**Article**
November 15th 2019
Aiming at those who love their music playlist like I do, in this article I'll try to give some hints as to how to normalize your music library so that songs have an uniform loudness. In this way, ideally you would be able to listen to the whole playlist without touching the volume button even once.
I had wanted to normalize my playlist for a long while, but two things inhibited me: first, most off-the-shelf solutions out there miss on some feature I need; second, many of them did not made songs as uniform as I wanted. So let's first point out some requirements we will impose to potential solutions:
Note that these requirements are actually personal preferences. However, even if you disagree with any of them, I'm sure you still can make a lot of use of what is discussed in the following.
A digital music file is composed of sequences of numbers, often signed 16-bit integers. The file might contain more than 1 such sequence, called streams in the digital music field. For example, stereo audio has 2 sequences, one for each side of your headphones, and surround sound has 5 or more streams to play in each loudspeaker in your living room.

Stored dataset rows
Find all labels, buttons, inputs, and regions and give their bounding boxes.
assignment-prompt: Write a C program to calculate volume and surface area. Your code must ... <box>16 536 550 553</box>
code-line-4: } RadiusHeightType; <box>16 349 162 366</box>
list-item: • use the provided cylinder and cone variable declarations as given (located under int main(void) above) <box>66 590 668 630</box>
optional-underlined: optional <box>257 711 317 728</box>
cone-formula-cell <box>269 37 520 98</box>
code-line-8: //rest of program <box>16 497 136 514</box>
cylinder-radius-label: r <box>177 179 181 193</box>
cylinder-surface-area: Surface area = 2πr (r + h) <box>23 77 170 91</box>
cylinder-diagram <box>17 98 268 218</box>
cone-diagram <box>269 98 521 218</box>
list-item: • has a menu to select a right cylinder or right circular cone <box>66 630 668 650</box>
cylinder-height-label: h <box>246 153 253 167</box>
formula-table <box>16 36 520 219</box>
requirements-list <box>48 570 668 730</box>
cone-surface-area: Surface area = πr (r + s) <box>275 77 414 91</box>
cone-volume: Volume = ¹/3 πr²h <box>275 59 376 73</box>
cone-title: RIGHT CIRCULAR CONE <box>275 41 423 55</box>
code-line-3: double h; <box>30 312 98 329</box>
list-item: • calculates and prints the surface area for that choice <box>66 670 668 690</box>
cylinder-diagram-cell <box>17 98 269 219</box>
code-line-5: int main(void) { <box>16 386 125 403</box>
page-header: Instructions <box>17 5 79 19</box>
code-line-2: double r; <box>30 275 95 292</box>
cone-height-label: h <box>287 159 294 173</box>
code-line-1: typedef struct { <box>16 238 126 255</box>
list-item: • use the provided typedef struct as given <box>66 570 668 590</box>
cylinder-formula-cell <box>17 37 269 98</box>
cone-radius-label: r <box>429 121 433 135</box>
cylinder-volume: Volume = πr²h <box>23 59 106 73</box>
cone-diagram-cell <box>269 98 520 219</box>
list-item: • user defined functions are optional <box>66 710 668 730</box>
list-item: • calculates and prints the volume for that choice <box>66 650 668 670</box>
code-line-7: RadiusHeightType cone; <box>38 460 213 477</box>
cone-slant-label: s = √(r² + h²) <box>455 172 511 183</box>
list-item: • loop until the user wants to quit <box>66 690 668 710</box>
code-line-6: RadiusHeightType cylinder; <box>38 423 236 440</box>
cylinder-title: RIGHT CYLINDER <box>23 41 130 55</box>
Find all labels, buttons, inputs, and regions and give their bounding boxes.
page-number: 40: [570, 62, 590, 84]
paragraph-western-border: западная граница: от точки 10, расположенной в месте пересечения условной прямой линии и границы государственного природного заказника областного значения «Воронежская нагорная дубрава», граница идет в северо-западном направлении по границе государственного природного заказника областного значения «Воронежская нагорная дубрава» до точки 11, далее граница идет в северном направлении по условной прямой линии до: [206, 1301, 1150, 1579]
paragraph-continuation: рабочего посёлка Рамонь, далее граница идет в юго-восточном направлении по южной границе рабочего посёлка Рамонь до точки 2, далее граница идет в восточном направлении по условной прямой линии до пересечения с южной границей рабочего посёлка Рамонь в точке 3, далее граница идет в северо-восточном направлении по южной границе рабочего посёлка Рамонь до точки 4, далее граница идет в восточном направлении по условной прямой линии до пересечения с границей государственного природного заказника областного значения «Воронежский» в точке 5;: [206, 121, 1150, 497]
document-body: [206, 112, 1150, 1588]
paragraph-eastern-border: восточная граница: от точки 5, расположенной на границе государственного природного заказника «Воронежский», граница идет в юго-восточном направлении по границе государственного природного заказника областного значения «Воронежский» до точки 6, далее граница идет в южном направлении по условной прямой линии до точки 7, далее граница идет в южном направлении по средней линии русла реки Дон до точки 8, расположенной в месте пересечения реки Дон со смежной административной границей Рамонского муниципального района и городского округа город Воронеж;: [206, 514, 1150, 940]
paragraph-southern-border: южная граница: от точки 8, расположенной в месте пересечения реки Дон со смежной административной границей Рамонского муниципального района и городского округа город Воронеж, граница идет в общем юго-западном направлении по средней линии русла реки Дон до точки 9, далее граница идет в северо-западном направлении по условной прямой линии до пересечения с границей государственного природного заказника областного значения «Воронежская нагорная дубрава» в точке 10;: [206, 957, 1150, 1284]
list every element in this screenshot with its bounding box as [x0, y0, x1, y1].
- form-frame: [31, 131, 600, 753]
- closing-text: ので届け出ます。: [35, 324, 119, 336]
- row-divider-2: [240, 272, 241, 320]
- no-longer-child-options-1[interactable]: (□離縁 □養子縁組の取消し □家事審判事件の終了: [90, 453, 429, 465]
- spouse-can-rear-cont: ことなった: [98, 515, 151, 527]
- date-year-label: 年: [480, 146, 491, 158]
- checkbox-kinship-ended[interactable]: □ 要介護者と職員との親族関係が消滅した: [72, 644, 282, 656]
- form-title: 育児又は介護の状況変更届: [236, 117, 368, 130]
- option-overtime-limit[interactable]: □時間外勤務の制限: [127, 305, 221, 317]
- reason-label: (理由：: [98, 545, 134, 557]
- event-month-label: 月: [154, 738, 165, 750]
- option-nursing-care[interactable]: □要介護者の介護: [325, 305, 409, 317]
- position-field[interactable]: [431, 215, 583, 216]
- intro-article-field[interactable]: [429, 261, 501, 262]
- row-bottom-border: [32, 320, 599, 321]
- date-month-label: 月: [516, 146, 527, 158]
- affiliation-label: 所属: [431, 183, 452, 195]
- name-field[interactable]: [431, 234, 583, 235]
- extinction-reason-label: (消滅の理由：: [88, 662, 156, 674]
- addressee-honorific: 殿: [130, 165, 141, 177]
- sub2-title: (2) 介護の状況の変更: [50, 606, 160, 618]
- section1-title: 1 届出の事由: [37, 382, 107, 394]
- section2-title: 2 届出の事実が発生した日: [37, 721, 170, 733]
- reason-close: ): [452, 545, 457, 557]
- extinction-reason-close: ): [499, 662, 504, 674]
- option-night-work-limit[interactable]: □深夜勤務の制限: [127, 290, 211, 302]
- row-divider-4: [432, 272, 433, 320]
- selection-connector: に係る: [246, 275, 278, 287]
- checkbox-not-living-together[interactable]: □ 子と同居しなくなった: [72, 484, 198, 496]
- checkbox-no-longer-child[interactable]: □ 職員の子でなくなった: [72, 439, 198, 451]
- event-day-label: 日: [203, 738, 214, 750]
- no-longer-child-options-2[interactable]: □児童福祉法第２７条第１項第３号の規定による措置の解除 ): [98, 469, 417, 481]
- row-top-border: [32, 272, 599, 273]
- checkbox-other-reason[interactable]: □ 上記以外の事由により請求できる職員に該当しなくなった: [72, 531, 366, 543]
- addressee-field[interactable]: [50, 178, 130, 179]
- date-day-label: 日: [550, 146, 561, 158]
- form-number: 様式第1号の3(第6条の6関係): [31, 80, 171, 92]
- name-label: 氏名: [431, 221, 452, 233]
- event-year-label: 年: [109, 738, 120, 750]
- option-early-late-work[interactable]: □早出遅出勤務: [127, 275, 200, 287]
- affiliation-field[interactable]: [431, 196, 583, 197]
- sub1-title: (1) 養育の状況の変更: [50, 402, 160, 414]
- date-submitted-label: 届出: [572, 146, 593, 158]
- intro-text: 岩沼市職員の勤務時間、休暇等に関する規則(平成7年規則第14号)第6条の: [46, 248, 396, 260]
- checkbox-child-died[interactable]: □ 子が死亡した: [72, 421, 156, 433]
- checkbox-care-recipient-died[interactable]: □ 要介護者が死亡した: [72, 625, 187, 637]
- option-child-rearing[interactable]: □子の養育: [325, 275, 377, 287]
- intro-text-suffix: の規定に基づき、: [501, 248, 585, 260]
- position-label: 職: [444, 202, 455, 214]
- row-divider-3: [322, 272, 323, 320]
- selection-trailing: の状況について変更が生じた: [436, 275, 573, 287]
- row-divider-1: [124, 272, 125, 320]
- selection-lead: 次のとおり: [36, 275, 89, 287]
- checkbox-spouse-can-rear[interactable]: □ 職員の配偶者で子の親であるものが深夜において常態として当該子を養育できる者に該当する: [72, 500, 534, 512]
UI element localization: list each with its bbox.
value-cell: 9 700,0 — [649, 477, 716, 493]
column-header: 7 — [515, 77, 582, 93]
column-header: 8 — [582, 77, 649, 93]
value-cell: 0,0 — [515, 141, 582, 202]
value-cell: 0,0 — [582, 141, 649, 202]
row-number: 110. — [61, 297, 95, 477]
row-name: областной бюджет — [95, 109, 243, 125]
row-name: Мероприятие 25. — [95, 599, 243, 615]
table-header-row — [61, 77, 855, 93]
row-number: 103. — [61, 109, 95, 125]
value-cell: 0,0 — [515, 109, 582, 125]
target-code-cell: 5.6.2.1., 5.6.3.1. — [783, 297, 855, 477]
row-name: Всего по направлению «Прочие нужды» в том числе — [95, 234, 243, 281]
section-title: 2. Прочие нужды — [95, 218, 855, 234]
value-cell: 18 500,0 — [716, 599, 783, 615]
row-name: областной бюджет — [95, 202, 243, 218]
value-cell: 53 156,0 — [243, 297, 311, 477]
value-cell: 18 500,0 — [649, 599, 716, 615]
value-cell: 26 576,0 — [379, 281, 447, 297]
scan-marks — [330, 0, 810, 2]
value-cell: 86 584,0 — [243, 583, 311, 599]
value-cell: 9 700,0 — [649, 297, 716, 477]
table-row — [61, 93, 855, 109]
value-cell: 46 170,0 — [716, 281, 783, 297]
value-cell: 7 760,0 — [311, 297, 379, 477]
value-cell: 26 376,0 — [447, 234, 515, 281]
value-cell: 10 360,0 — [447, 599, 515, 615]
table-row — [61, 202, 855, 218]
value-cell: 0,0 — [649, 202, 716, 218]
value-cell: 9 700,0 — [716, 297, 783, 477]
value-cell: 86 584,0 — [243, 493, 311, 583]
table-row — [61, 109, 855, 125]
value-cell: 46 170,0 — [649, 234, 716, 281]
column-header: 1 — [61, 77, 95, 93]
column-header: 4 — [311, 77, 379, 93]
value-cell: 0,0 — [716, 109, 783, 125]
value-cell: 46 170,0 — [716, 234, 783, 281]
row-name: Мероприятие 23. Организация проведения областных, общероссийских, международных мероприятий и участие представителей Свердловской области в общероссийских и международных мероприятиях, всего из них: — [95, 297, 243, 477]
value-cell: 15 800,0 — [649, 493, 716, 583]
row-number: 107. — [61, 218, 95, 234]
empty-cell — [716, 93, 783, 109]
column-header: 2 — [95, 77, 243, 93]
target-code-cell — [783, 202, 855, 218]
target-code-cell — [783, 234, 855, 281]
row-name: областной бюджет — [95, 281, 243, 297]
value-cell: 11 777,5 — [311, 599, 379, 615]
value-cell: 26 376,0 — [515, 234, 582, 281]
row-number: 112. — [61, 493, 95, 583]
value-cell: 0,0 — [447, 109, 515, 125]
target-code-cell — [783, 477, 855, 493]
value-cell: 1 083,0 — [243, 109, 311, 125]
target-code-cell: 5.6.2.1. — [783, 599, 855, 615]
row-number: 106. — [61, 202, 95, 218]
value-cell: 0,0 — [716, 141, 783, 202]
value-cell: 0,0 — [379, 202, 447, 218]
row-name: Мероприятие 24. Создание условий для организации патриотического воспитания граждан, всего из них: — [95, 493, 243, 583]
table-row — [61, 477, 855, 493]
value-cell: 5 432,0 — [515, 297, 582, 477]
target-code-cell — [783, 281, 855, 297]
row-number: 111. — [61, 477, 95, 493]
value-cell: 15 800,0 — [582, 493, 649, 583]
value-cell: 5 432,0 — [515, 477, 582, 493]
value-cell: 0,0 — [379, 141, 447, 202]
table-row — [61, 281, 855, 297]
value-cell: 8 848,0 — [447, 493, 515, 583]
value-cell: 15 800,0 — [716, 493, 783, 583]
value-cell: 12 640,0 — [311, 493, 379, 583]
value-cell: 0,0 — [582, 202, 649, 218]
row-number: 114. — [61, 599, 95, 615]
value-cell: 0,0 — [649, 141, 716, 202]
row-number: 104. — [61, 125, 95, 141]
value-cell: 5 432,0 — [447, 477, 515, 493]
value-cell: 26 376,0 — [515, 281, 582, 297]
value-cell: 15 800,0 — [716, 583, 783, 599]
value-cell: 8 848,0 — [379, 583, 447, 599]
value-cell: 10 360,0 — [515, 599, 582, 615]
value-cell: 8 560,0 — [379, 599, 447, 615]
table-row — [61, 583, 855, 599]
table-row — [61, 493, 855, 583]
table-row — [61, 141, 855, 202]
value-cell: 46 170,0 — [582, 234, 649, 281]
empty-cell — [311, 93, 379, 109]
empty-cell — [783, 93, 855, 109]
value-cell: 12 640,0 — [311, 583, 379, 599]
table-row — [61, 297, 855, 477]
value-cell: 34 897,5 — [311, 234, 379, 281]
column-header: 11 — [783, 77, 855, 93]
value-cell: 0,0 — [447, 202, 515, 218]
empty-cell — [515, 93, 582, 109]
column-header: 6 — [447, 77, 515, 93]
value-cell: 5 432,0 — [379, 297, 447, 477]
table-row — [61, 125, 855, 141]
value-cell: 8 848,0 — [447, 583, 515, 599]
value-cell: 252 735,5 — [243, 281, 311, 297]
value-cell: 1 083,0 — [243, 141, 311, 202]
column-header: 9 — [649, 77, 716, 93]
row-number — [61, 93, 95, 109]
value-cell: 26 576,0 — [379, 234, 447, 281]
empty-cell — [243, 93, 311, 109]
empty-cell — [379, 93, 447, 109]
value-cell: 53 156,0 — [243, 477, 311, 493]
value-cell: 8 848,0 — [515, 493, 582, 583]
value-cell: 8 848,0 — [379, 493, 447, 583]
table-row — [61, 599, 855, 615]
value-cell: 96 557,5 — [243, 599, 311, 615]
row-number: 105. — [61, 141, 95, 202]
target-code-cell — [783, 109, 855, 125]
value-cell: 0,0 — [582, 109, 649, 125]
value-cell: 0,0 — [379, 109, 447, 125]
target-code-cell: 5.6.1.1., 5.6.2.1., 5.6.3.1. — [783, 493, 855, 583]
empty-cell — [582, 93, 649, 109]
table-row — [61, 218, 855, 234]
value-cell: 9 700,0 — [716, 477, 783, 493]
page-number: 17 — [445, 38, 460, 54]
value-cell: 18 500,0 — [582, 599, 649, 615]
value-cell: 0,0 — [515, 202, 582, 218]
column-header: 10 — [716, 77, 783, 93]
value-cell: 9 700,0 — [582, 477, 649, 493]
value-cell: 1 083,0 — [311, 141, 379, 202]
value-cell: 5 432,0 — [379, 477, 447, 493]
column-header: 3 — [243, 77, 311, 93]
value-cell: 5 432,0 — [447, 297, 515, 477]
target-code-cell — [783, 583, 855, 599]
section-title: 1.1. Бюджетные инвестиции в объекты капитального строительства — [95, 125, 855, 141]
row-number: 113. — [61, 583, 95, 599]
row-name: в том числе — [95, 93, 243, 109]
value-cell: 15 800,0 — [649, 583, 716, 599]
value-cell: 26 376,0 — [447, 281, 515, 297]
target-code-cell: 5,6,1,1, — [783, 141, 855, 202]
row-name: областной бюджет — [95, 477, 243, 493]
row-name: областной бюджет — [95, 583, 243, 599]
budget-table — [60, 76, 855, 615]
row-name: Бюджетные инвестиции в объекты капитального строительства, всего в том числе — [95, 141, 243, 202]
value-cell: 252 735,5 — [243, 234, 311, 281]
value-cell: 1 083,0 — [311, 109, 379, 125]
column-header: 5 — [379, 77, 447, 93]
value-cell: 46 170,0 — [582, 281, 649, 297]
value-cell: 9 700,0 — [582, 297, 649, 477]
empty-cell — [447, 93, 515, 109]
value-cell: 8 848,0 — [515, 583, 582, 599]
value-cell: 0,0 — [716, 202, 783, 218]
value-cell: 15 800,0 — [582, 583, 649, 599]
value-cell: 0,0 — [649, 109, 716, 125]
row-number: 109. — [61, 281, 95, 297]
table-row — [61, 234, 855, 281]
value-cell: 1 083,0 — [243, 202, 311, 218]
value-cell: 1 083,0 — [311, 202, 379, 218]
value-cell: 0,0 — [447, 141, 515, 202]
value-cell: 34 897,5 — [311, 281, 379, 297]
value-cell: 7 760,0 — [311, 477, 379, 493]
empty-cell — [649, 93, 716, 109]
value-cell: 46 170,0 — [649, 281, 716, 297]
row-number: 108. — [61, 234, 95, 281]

**Requirements**
1) According to the music normalization article, how many streams does stereo audio have?
2) Carry on writing the music normalization article, starting right after its final sentence about surround sound.
None of the rows has any bearing on what is asked here.

**Answers to the problems**
1) Stereo audio has two streams, one for each side of the headphones.

2)
These numbers represent oscillations of the https://en.wikipedia.org/wiki/Loudspeaker#Diaphragm of the loudspeaker or the microphone. When you speak or play some music, you cause perturbations in air pressure, which reach the microphone's diaphragm and cause it to shake, which in turn generates voltage that is discretely recorded as a sequence of numbers. For loudspeakers, the difference is that these numbers are received, converted to voltage, which causes the diaphragma to move and then cause pressure changes in the air, generating some sound.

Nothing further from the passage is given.